# Stated problem:
Rewrite every one of the entries below, swapping "Epoch" for "Iteration" and keeping everything else the same. Omit the pictures from your answer.

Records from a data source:
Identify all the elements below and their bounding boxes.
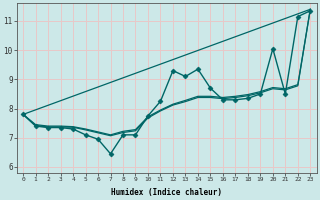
X-axis label: Humidex (Indice chaleur): Humidex (Indice chaleur) bbox=[111, 188, 222, 197]
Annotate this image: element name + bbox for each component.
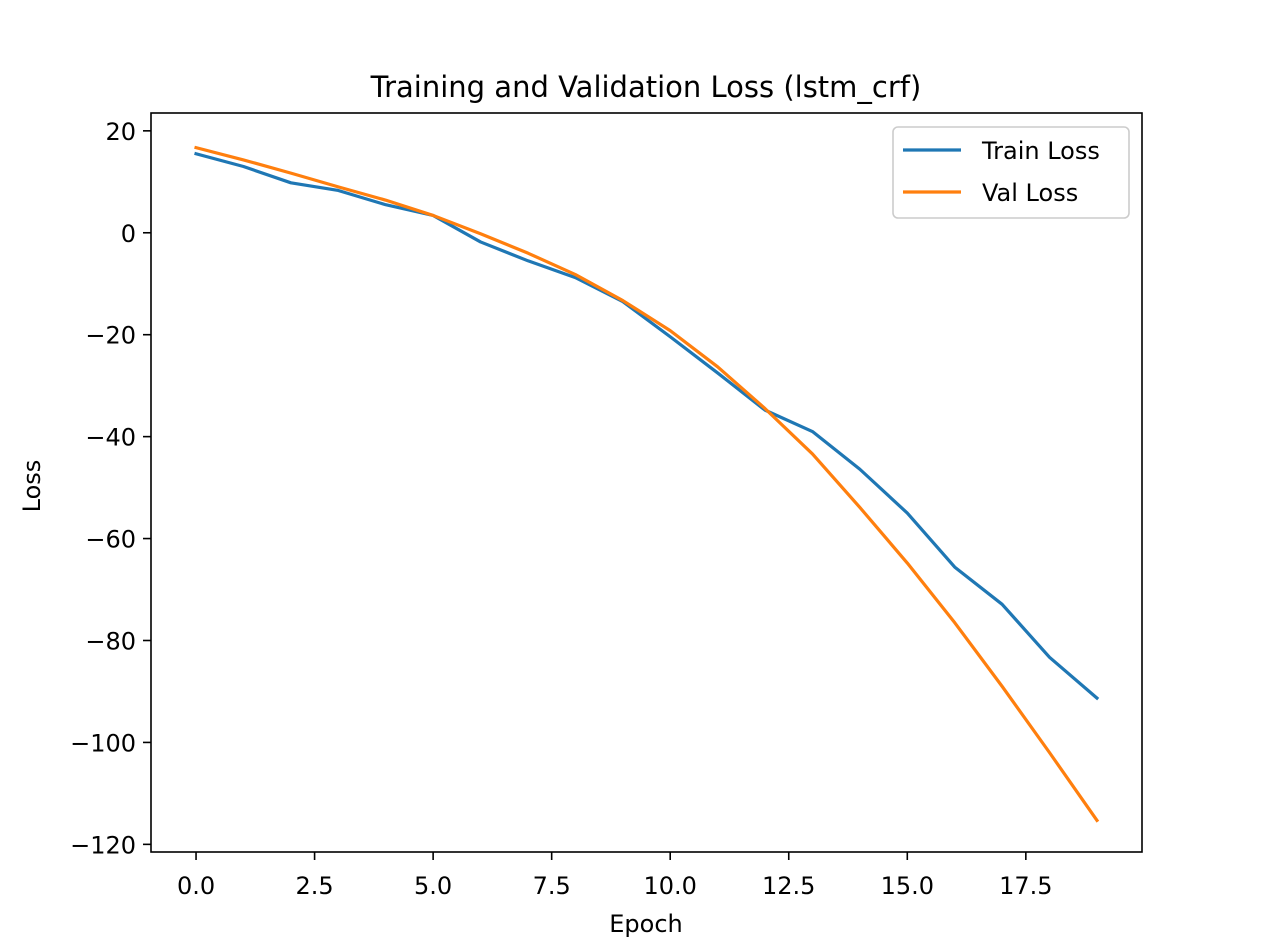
legend-label-val-loss: Val Loss: [982, 179, 1078, 207]
x-tick-label: 15.0: [881, 872, 934, 900]
y-axis-ticks: 20 0 −20 −40 −60 −80 −100 −120: [70, 118, 151, 859]
y-axis-title: Loss: [18, 460, 46, 513]
chart-title: Training and Validation Loss (lstm_crf): [370, 70, 922, 104]
series-line-val-loss: [194, 145, 1100, 823]
x-tick-label: 17.5: [999, 872, 1052, 900]
y-tick-label: −60: [85, 526, 136, 554]
x-tick-label: 2.5: [296, 872, 334, 900]
y-tick-label: −20: [85, 322, 136, 350]
x-axis-title: Epoch: [609, 910, 683, 938]
series-lines: [194, 145, 1100, 823]
plot-frame: [150, 112, 1143, 853]
y-tick-label: −120: [70, 831, 136, 859]
legend: Train Loss Val Loss: [892, 126, 1130, 219]
x-tick-label: 10.0: [643, 872, 696, 900]
x-axis-ticks: 0.0 2.5 5.0 7.5 10.0 12.5 15.0 17.5: [177, 852, 1053, 900]
series-line-train-loss: [194, 151, 1100, 701]
x-tick-label: 12.5: [762, 872, 815, 900]
y-tick-label: −100: [70, 729, 136, 757]
y-tick-label: −80: [85, 627, 136, 655]
y-tick-label: 20: [105, 118, 136, 146]
legend-label-train-loss: Train Loss: [981, 137, 1100, 165]
x-tick-label: 0.0: [177, 872, 215, 900]
x-tick-label: 7.5: [533, 872, 571, 900]
y-tick-label: 0: [121, 220, 136, 248]
y-tick-label: −40: [85, 424, 136, 452]
x-tick-label: 5.0: [414, 872, 452, 900]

# Written reply:
Identify all the elements below and their bounding boxes.
X-axis label: Humidex (Indice chaleur): Humidex (Indice chaleur) bbox=[111, 188, 222, 197]
Annotate this image: element name + bbox for each component.
legend-label-val-loss: Val Loss: [982, 179, 1078, 207]
x-tick-label: 15.0: [881, 872, 934, 900]
y-axis-ticks: 20 0 −20 −40 −60 −80 −100 −120: [70, 118, 151, 859]
y-axis-title: Loss: [18, 460, 46, 513]
chart-title: Training and Validation Loss (lstm_crf): [370, 70, 922, 104]
series-line-val-loss: [194, 145, 1100, 823]
x-tick-label: 17.5: [999, 872, 1052, 900]
y-tick-label: −60: [85, 526, 136, 554]
x-tick-label: 2.5: [296, 872, 334, 900]
y-tick-label: −20: [85, 322, 136, 350]
x-axis-title: Iteration: [609, 910, 683, 938]
series-lines: [194, 145, 1100, 823]
plot-frame: [150, 112, 1143, 853]
y-tick-label: −120: [70, 831, 136, 859]
legend: Train Loss Val Loss: [892, 126, 1130, 219]
x-tick-label: 10.0: [643, 872, 696, 900]
x-axis-ticks: 0.0 2.5 5.0 7.5 10.0 12.5 15.0 17.5: [177, 852, 1053, 900]
series-line-train-loss: [194, 151, 1100, 701]
x-tick-label: 12.5: [762, 872, 815, 900]
y-tick-label: −100: [70, 729, 136, 757]
y-tick-label: −80: [85, 627, 136, 655]
y-tick-label: 20: [105, 118, 136, 146]
legend-label-train-loss: Train Loss: [981, 137, 1100, 165]
x-tick-label: 0.0: [177, 872, 215, 900]
x-tick-label: 7.5: [533, 872, 571, 900]
y-tick-label: 0: [121, 220, 136, 248]
y-tick-label: −40: [85, 424, 136, 452]
x-tick-label: 5.0: [414, 872, 452, 900]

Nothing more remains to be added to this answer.